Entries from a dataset

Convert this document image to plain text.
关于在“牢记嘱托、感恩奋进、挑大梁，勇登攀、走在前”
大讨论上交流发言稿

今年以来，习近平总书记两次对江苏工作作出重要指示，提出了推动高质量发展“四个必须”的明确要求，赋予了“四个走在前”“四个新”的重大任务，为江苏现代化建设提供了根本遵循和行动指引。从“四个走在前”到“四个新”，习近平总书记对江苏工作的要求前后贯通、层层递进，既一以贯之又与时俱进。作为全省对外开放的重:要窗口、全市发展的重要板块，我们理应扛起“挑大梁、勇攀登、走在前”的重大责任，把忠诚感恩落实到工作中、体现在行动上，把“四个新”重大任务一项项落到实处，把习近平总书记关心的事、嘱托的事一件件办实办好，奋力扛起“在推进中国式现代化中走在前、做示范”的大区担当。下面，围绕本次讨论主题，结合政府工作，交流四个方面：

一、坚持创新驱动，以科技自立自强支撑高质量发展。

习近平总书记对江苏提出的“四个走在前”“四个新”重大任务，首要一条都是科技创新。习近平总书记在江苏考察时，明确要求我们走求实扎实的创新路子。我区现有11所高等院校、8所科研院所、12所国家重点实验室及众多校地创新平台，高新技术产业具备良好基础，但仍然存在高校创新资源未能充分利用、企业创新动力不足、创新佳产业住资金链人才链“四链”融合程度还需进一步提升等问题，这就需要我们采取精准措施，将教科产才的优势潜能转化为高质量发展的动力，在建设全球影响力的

» **Work instructions**
Scan the material above for the word "四个走在前". Copy each line where it occurs.

» **Answer to the problem**
今年以来，习近平总书记两次对江苏工作作出重要指示，提出了推动高质量发展“四个必须”的明确要求，赋予了“四个走在前”“四个新”的重大任务，为江苏现代化建设提供了根本遵循和行动指引。从“四个走在前”到“四个新”，习近平总书记对江苏工作的要求前后贯通、层层递进，既一以贯之又与时俱进。作为全省对外开放的重:要窗口、全市发展的重要板块，我们理应扛起“挑大梁、勇攀登、走在前”的重大责任，把忠诚感恩落实到工作中、体现在行动上，把“四个新”重大任务一项项落到实处，把习近平总书记关心的事、嘱托的事一件件办实办好，奋力扛起“在推进中国式现代化中走在前、做示范”的大区担当。下面，围绕本次讨论主题，结合政府工作，交流四个方面：
习近平总书记对江苏提出的“四个走在前”“四个新”重大任务，首要一条都是科技创新。习近平总书记在江苏考察时，明确要求我们走求实扎实的创新路子。我区现有11所高等院校、8所科研院所、12所国家重点实验室及众多校地创新平台，高新技术产业具备良好基础，但仍然存在高校创新资源未能充分利用、企业创新动力不足、创新佳产业住资金链人才链“四链”融合程度还需进一步提升等问题，这就需要我们采取精准措施，将教科产才的优势潜能转化为高质量发展的动力，在建设全球影响力的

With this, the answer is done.